(Brief) Reproduce every entry exactly as shown.

(Data lines)
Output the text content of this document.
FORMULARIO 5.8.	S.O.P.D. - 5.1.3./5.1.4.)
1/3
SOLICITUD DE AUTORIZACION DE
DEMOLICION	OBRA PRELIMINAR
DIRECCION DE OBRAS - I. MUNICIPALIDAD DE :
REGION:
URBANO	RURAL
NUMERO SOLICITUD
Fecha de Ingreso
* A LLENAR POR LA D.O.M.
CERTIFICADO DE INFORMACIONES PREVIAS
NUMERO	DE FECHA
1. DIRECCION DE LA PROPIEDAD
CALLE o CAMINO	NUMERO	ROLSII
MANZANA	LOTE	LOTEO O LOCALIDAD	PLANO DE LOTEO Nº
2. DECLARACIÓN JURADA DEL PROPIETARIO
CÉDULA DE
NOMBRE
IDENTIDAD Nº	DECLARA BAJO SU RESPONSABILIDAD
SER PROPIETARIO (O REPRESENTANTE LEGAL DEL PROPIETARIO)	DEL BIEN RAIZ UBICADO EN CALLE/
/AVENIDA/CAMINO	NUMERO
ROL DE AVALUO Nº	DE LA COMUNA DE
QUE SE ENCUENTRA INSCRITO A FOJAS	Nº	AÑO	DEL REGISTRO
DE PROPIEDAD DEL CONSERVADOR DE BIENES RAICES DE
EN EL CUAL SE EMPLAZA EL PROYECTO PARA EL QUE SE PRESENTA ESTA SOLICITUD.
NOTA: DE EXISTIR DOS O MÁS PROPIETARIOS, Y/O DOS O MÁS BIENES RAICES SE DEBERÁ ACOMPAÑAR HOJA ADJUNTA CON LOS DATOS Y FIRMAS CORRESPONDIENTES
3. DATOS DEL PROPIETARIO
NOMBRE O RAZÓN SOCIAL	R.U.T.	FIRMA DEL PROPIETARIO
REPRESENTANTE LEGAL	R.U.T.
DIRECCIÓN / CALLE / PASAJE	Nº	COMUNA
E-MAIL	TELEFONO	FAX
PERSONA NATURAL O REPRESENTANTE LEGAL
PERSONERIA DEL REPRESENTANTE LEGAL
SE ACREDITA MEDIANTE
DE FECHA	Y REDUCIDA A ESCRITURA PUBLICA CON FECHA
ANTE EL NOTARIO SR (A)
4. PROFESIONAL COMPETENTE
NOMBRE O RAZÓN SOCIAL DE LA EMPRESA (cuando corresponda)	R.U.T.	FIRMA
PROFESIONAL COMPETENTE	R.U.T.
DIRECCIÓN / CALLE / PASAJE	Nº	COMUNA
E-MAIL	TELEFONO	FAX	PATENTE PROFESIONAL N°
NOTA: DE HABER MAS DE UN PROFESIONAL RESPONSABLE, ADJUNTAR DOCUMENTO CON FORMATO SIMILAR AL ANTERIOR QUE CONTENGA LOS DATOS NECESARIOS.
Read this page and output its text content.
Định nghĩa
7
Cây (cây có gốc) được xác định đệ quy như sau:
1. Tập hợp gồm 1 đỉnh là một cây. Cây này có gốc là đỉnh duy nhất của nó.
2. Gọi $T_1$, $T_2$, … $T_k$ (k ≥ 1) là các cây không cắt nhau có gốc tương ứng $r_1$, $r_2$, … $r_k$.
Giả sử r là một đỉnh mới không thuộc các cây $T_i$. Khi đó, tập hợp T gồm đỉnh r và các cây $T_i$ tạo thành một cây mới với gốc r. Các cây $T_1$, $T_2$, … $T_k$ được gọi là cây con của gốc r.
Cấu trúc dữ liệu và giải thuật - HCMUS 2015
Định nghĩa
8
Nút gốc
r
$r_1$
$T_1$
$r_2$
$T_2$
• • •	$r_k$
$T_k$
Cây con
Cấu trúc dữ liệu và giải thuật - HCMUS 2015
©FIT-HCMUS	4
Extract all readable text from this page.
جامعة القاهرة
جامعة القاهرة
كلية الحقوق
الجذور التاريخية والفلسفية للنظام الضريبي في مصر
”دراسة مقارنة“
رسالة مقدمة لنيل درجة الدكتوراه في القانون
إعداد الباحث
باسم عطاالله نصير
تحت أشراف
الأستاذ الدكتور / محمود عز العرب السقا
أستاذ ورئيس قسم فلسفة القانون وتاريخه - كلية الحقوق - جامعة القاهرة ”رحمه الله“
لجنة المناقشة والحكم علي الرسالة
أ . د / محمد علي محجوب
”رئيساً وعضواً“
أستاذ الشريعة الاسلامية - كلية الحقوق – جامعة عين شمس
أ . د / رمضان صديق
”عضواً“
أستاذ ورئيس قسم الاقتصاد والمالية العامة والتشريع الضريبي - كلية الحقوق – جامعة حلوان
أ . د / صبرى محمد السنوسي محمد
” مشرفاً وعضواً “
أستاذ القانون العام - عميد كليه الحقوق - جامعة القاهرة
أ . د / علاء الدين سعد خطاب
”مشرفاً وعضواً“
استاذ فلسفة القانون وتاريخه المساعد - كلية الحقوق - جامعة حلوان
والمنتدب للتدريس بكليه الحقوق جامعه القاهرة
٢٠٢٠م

(Complete output)
Output the text content of this document.
FORMULARIO 5.8.	S.O.P.D. - 5.1.3./5.1.4.)
1/3
SOLICITUD DE AUTORIZACION DE
DEMOLICION	OBRA PRELIMINAR
DIRECCION DE OBRAS - I. MUNICIPALIDAD DE :
REGION:
URBANO	RURAL
NUMERO SOLICITUD
Fecha de Ingreso
* A LLENAR POR LA D.O.M.
CERTIFICADO DE INFORMACIONES PREVIAS
NUMERO	DE FECHA
1. DIRECCION DE LA PROPIEDAD
CALLE o CAMINO	NUMERO	ROLSII
MANZANA	LOTE	LOTEO O LOCALIDAD	PLANO DE LOTEO Nº
2. DECLARACIÓN JURADA DEL PROPIETARIO
CÉDULA DE
NOMBRE
IDENTIDAD Nº	DECLARA BAJO SU RESPONSABILIDAD
SER PROPIETARIO (O REPRESENTANTE LEGAL DEL PROPIETARIO)	DEL BIEN RAIZ UBICADO EN CALLE/
/AVENIDA/CAMINO	NUMERO
ROL DE AVALUO Nº	DE LA COMUNA DE
QUE SE ENCUENTRA INSCRITO A FOJAS	Nº	AÑO	DEL REGISTRO
DE PROPIEDAD DEL CONSERVADOR DE BIENES RAICES DE
EN EL CUAL SE EMPLAZA EL PROYECTO PARA EL QUE SE PRESENTA ESTA SOLICITUD.
NOTA: DE EXISTIR DOS O MÁS PROPIETARIOS, Y/O DOS O MÁS BIENES RAICES SE DEBERÁ ACOMPAÑAR HOJA ADJUNTA CON LOS DATOS Y FIRMAS CORRESPONDIENTES
3. DATOS DEL PROPIETARIO
NOMBRE O RAZÓN SOCIAL	R.U.T.	FIRMA DEL PROPIETARIO
REPRESENTANTE LEGAL	R.U.T.
DIRECCIÓN / CALLE / PASAJE	Nº	COMUNA
E-MAIL	TELEFONO	FAX
PERSONA NATURAL O REPRESENTANTE LEGAL
PERSONERIA DEL REPRESENTANTE LEGAL
SE ACREDITA MEDIANTE
DE FECHA	Y REDUCIDA A ESCRITURA PUBLICA CON FECHA
ANTE EL NOTARIO SR (A)
4. PROFESIONAL COMPETENTE
NOMBRE O RAZÓN SOCIAL DE LA EMPRESA (cuando corresponda)	R.U.T.	FIRMA
PROFESIONAL COMPETENTE	R.U.T.
DIRECCIÓN / CALLE / PASAJE	Nº	COMUNA
E-MAIL	TELEFONO	FAX	PATENTE PROFESIONAL N°
NOTA: DE HABER MAS DE UN PROFESIONAL RESPONSABLE, ADJUNTAR DOCUMENTO CON FORMATO SIMILAR AL ANTERIOR QUE CONTENGA LOS DATOS NECESARIOS.
Read this page and output its text content.
Định nghĩa
7
Cây (cây có gốc) được xác định đệ quy như sau:
1. Tập hợp gồm 1 đỉnh là một cây. Cây này có gốc là đỉnh duy nhất của nó.
2. Gọi $T_1$, $T_2$, … $T_k$ (k ≥ 1) là các cây không cắt nhau có gốc tương ứng $r_1$, $r_2$, … $r_k$.
Giả sử r là một đỉnh mới không thuộc các cây $T_i$. Khi đó, tập hợp T gồm đỉnh r và các cây $T_i$ tạo thành một cây mới với gốc r. Các cây $T_1$, $T_2$, … $T_k$ được gọi là cây con của gốc r.
Cấu trúc dữ liệu và giải thuật - HCMUS 2015
Định nghĩa
8
Nút gốc
r
$r_1$
$T_1$
$r_2$
$T_2$
• • •	$r_k$
$T_k$
Cây con
Cấu trúc dữ liệu và giải thuật - HCMUS 2015
©FIT-HCMUS	4
Extract all readable text from this page.
جامعة القاهرة
جامعة القاهرة
كلية الحقوق
الجذور التاريخية والفلسفية للنظام الضريبي في مصر
”دراسة مقارنة“
رسالة مقدمة لنيل درجة الدكتوراه في القانون
إعداد الباحث
باسم عطاالله نصير
تحت أشراف
الأستاذ الدكتور / محمود عز العرب السقا
أستاذ ورئيس قسم فلسفة القانون وتاريخه - كلية الحقوق - جامعة القاهرة ”رحمه الله“
لجنة المناقشة والحكم علي الرسالة
أ . د / محمد علي محجوب
”رئيساً وعضواً“
أستاذ الشريعة الاسلامية - كلية الحقوق – جامعة عين شمس
أ . د / رمضان صديق
”عضواً“
أستاذ ورئيس قسم الاقتصاد والمالية العامة والتشريع الضريبي - كلية الحقوق – جامعة حلوان
أ . د / صبرى محمد السنوسي محمد
” مشرفاً وعضواً “
أستاذ القانون العام - عميد كليه الحقوق - جامعة القاهرة
أ . د / علاء الدين سعد خطاب
”مشرفاً وعضواً“
استاذ فلسفة القانون وتاريخه المساعد - كلية الحقوق - جامعة حلوان
والمنتدب للتدريس بكليه الحقوق جامعه القاهرة
٢٠٢٠م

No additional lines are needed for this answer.